YOUR OBJECTIVE: Return each line holding the string "Pony".

Extracted records:

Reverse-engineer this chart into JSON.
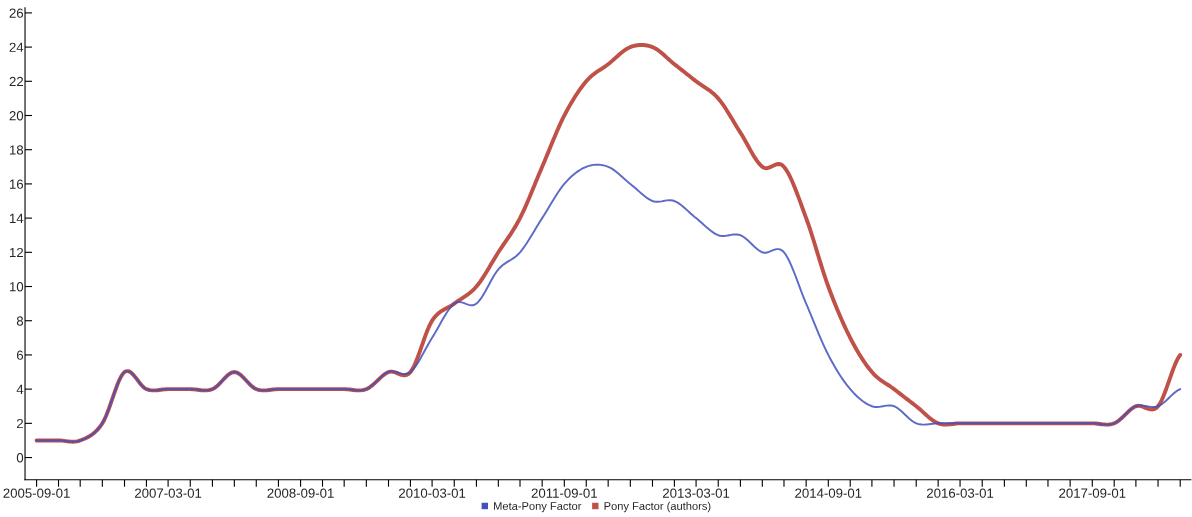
{
  "chart_data": {
    "type": "line",
    "x": [
      "2005-09-01",
      "2005-12-01",
      "2006-03-01",
      "2006-06-01",
      "2006-09-01",
      "2006-12-01",
      "2007-03-01",
      "2007-06-01",
      "2007-09-01",
      "2007-12-01",
      "2008-03-01",
      "2008-06-01",
      "2008-09-01",
      "2008-12-01",
      "2009-03-01",
      "2009-06-01",
      "2009-09-01",
      "2009-12-01",
      "2010-03-01",
      "2010-06-01",
      "2010-09-01",
      "2010-12-01",
      "2011-03-01",
      "2011-06-01",
      "2011-09-01",
      "2011-12-01",
      "2012-03-01",
      "2012-06-01",
      "2012-09-01",
      "2012-12-01",
      "2013-03-01",
      "2013-06-01",
      "2013-09-01",
      "2013-12-01",
      "2014-03-01",
      "2014-06-01",
      "2014-09-01",
      "2014-12-01",
      "2015-03-01",
      "2015-06-01",
      "2015-09-01",
      "2015-12-01",
      "2016-03-01",
      "2016-06-01",
      "2016-09-01",
      "2016-12-01",
      "2017-03-01",
      "2017-06-01",
      "2017-09-01",
      "2017-12-01",
      "2018-03-01",
      "2018-06-01",
      "2018-09-01"
    ],
    "series": [
      {
        "name": "Meta-Pony Factor",
        "color": "#4250be",
        "values": [
          1,
          1,
          1,
          2,
          5,
          4,
          4,
          4,
          4,
          5,
          4,
          4,
          4,
          4,
          4,
          4,
          5,
          5,
          7,
          9,
          9,
          11,
          12,
          14,
          16,
          17,
          17,
          16,
          15,
          15,
          14,
          13,
          13,
          12,
          12,
          9,
          6,
          4,
          3,
          3,
          2,
          2,
          2,
          2,
          2,
          2,
          2,
          2,
          2,
          2,
          3,
          3,
          4
        ]
      },
      {
        "name": "Pony Factor (authors)",
        "color": "#bf5148",
        "values": [
          1,
          1,
          1,
          2,
          5,
          4,
          4,
          4,
          4,
          5,
          4,
          4,
          4,
          4,
          4,
          4,
          5,
          5,
          8,
          9,
          10,
          12,
          14,
          17,
          20,
          22,
          23,
          24,
          24,
          23,
          22,
          21,
          19,
          17,
          17,
          14,
          10,
          7,
          5,
          4,
          3,
          2,
          2,
          2,
          2,
          2,
          2,
          2,
          2,
          2,
          3,
          3,
          6
        ]
      }
    ],
    "xlim": [
      "2005-07-15",
      "2018-10-15"
    ],
    "xticks": [
      {
        "value": "2005-09-01",
        "label": "2005-09-01"
      },
      {
        "value": "2005-12-01",
        "label": null
      },
      {
        "value": "2006-03-01",
        "label": null
      },
      {
        "value": "2006-06-01",
        "label": null
      },
      {
        "value": "2006-09-01",
        "label": null
      },
      {
        "value": "2006-12-01",
        "label": null
      },
      {
        "value": "2007-03-01",
        "label": "2007-03-01"
      },
      {
        "value": "2007-06-01",
        "label": null
      },
      {
        "value": "2007-09-01",
        "label": null
      },
      {
        "value": "2007-12-01",
        "label": null
      },
      {
        "value": "2008-03-01",
        "label": null
      },
      {
        "value": "2008-06-01",
        "label": null
      },
      {
        "value": "2008-09-01",
        "label": "2008-09-01"
      },
      {
        "value": "2008-12-01",
        "label": null
      },
      {
        "value": "2009-03-01",
        "label": null
      },
      {
        "value": "2009-06-01",
        "label": null
      },
      {
        "value": "2009-09-01",
        "label": null
      },
      {
        "value": "2009-12-01",
        "label": null
      },
      {
        "value": "2010-03-01",
        "label": "2010-03-01"
      },
      {
        "value": "2010-06-01",
        "label": null
      },
      {
        "value": "2010-09-01",
        "label": null
      },
      {
        "value": "2010-12-01",
        "label": null
      },
      {
        "value": "2011-03-01",
        "label": null
      },
      {
        "value": "2011-06-01",
        "label": null
      },
      {
        "value": "2011-09-01",
        "label": "2011-09-01"
      },
      {
        "value": "2011-12-01",
        "label": null
      },
      {
        "value": "2012-03-01",
        "label": null
      },
      {
        "value": "2012-06-01",
        "label": null
      },
      {
        "value": "2012-09-01",
        "label": null
      },
      {
        "value": "2012-12-01",
        "label": null
      },
      {
        "value": "2013-03-01",
        "label": "2013-03-01"
      },
      {
        "value": "2013-06-01",
        "label": null
      },
      {
        "value": "2013-09-01",
        "label": null
      },
      {
        "value": "2013-12-01",
        "label": null
      },
      {
        "value": "2014-03-01",
        "label": null
      },
      {
        "value": "2014-06-01",
        "label": null
      },
      {
        "value": "2014-09-01",
        "label": "2014-09-01"
      },
      {
        "value": "2014-12-01",
        "label": null
      },
      {
        "value": "2015-03-01",
        "label": null
      },
      {
        "value": "2015-06-01",
        "label": null
      },
      {
        "value": "2015-09-01",
        "label": null
      },
      {
        "value": "2015-12-01",
        "label": null
      },
      {
        "value": "2016-03-01",
        "label": "2016-03-01"
      },
      {
        "value": "2016-06-01",
        "label": null
      },
      {
        "value": "2016-09-01",
        "label": null
      },
      {
        "value": "2016-12-01",
        "label": null
      },
      {
        "value": "2017-03-01",
        "label": null
      },
      {
        "value": "2017-06-01",
        "label": null
      },
      {
        "value": "2017-09-01",
        "label": "2017-09-01"
      },
      {
        "value": "2017-12-01",
        "label": null
      },
      {
        "value": "2018-03-01",
        "label": null
      },
      {
        "value": "2018-06-01",
        "label": null
      },
      {
        "value": "2018-09-01",
        "label": null
      }
    ],
    "ylim": [
      -1.3,
      26.3
    ],
    "yticks": [
      0,
      2,
      4,
      6,
      8,
      10,
      12,
      14,
      16,
      18,
      20,
      22,
      24,
      26
    ],
    "grid": false,
    "legend": "bottom",
    "marker": "none",
    "line_style": "solid"
  }
}
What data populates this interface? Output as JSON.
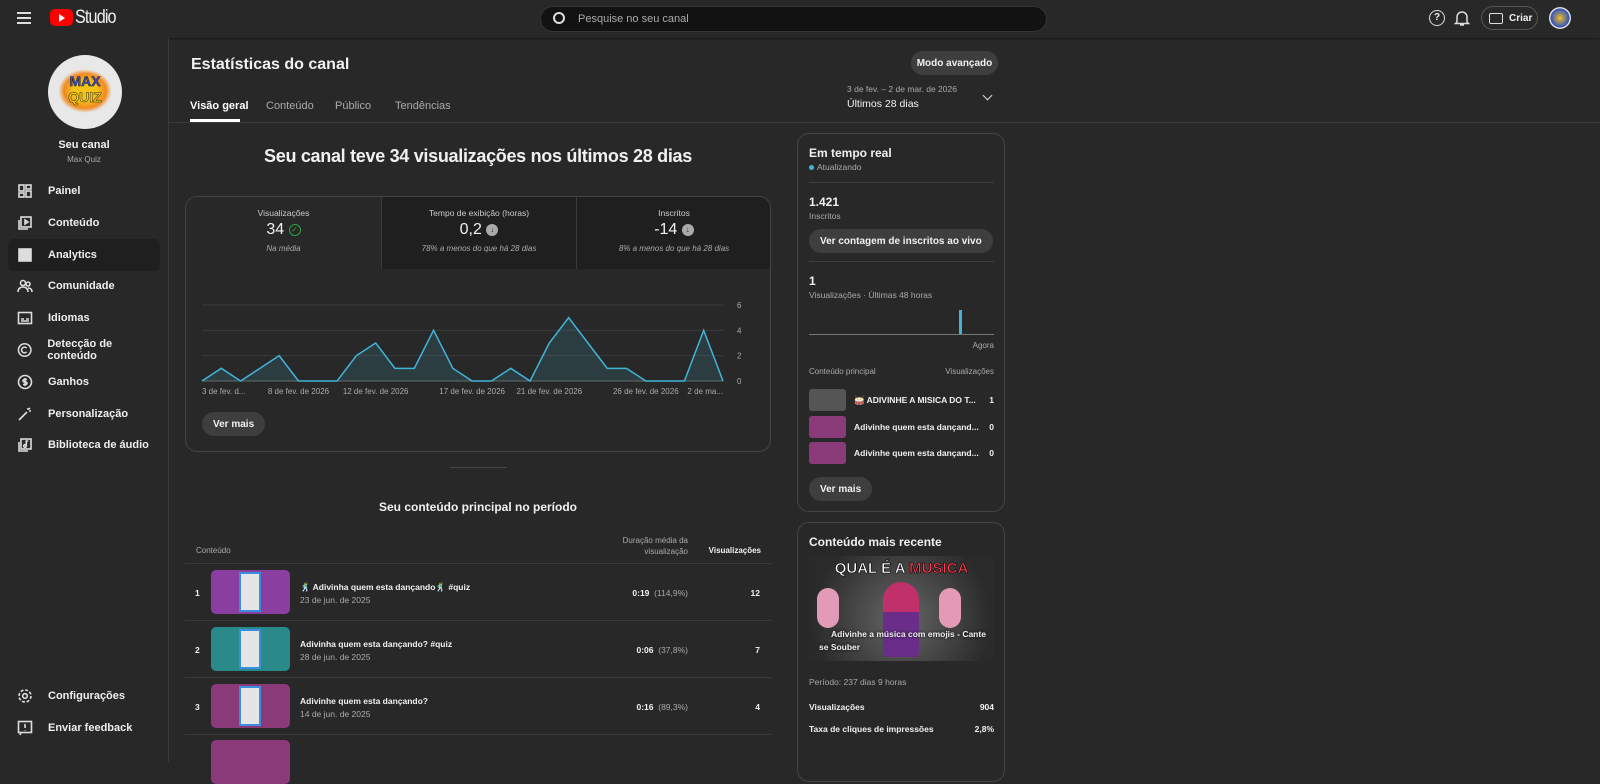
{
  "header": {
    "brand": "Studio",
    "search_placeholder": "Pesquise no seu canal",
    "create_label": "Criar"
  },
  "sidebar": {
    "channel_title": "Seu canal",
    "channel_name": "Max Quiz",
    "items": [
      {
        "label": "Painel",
        "icon": "dashboard-icon"
      },
      {
        "label": "Conteúdo",
        "icon": "content-icon"
      },
      {
        "label": "Analytics",
        "icon": "analytics-icon",
        "active": true
      },
      {
        "label": "Comunidade",
        "icon": "community-icon"
      },
      {
        "label": "Idiomas",
        "icon": "subtitles-icon"
      },
      {
        "label": "Detecção de conteúdo",
        "icon": "copyright-icon"
      },
      {
        "label": "Ganhos",
        "icon": "dollar-icon"
      },
      {
        "label": "Personalização",
        "icon": "magic-wand-icon"
      },
      {
        "label": "Biblioteca de áudio",
        "icon": "audio-library-icon"
      }
    ],
    "bottom": [
      {
        "label": "Configurações",
        "icon": "gear-icon"
      },
      {
        "label": "Enviar feedback",
        "icon": "feedback-icon"
      }
    ]
  },
  "page": {
    "title": "Estatísticas do canal",
    "advanced_label": "Modo avançado",
    "tabs": [
      "Visão geral",
      "Conteúdo",
      "Público",
      "Tendências"
    ],
    "date_range": "3 de fev. – 2 de mar. de 2026",
    "date_preset": "Últimos 28 dias"
  },
  "overview": {
    "headline": "Seu canal teve 34 visualizações nos últimos 28 dias",
    "metrics": [
      {
        "label": "Visualizações",
        "value": "34",
        "note": "Na média",
        "status": "ok"
      },
      {
        "label": "Tempo de exibição (horas)",
        "value": "0,2",
        "note": "78% a menos do que há 28 dias",
        "status": "down"
      },
      {
        "label": "Inscritos",
        "value": "-14",
        "note": "8% a menos do que há 28 dias",
        "status": "down"
      }
    ],
    "see_more": "Ver mais"
  },
  "chart_data": {
    "type": "area",
    "series": [
      {
        "values": [
          0,
          1,
          0,
          1,
          2,
          0,
          0,
          0,
          2,
          3,
          1,
          1,
          4,
          1,
          0,
          0,
          1,
          0,
          3,
          5,
          3,
          1,
          1,
          0,
          0,
          0,
          4,
          0
        ]
      }
    ],
    "x_ticks": [
      "3 de fev. d...",
      "8 de fev. de 2026",
      "12 de fev. de 2026",
      "17 de fev. de 2026",
      "21 de fev. de 2026",
      "26 de fev. de 2026",
      "2 de ma..."
    ],
    "x_tick_index": [
      0,
      5,
      9,
      14,
      18,
      23,
      27
    ],
    "y_ticks": [
      "0",
      "2",
      "4",
      "6"
    ],
    "ylim": [
      0,
      6
    ],
    "grid": true,
    "color": "#41b4d8"
  },
  "top_content": {
    "title": "Seu conteúdo principal no período",
    "col_content": "Conteúdo",
    "col_duration": "Duração média da visualização",
    "col_views": "Visualizações",
    "rows": [
      {
        "rank": "1",
        "title": "🕺 Adivinha quem esta dançando🕺 #quiz",
        "date": "23 de jun. de 2025",
        "duration": "0:19",
        "pct": "(114,9%)",
        "views": "12",
        "color": "#8a3fa0"
      },
      {
        "rank": "2",
        "title": "Adivinha quem esta dançando? #quiz",
        "date": "28 de jun. de 2025",
        "duration": "0:06",
        "pct": "(37,8%)",
        "views": "7",
        "color": "#2a8a8a"
      },
      {
        "rank": "3",
        "title": "Adivinhe quem esta dançando?",
        "date": "14 de jun. de 2025",
        "duration": "0:16",
        "pct": "(89,3%)",
        "views": "4",
        "color": "#8a3a78"
      }
    ]
  },
  "realtime": {
    "title": "Em tempo real",
    "status": "Atualizando",
    "subs": "1.421",
    "subs_label": "Inscritos",
    "live_btn": "Ver contagem de inscritos ao vivo",
    "views": "1",
    "views_label": "Visualizações · Últimas 48 horas",
    "now_label": "Agora",
    "col_content": "Conteúdo principal",
    "col_views": "Visualizações",
    "items": [
      {
        "title": "🥁 ADIVINHE A MISICA DO T...",
        "views": "1"
      },
      {
        "title": "Adivinhe quem esta dançand...",
        "views": "0"
      },
      {
        "title": "Adivinhe quem esta dançand...",
        "views": "0"
      }
    ],
    "see_more": "Ver mais"
  },
  "latest": {
    "title": "Conteúdo mais recente",
    "thumb_heading_a": "QUAL É A ",
    "thumb_heading_b": "MUSICA",
    "video_title": "Adivinhe a música com emojis - Cante se Souber",
    "period": "Período: 237 dias 9 horas",
    "stats": [
      {
        "label": "Visualizações",
        "value": "904"
      },
      {
        "label": "Taxa de cliques de impressões",
        "value": "2,8%"
      }
    ]
  }
}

EXERCISE RESULT:
        "name": "Meta-Pony Factor",
        "name": "Pony Factor (authors)",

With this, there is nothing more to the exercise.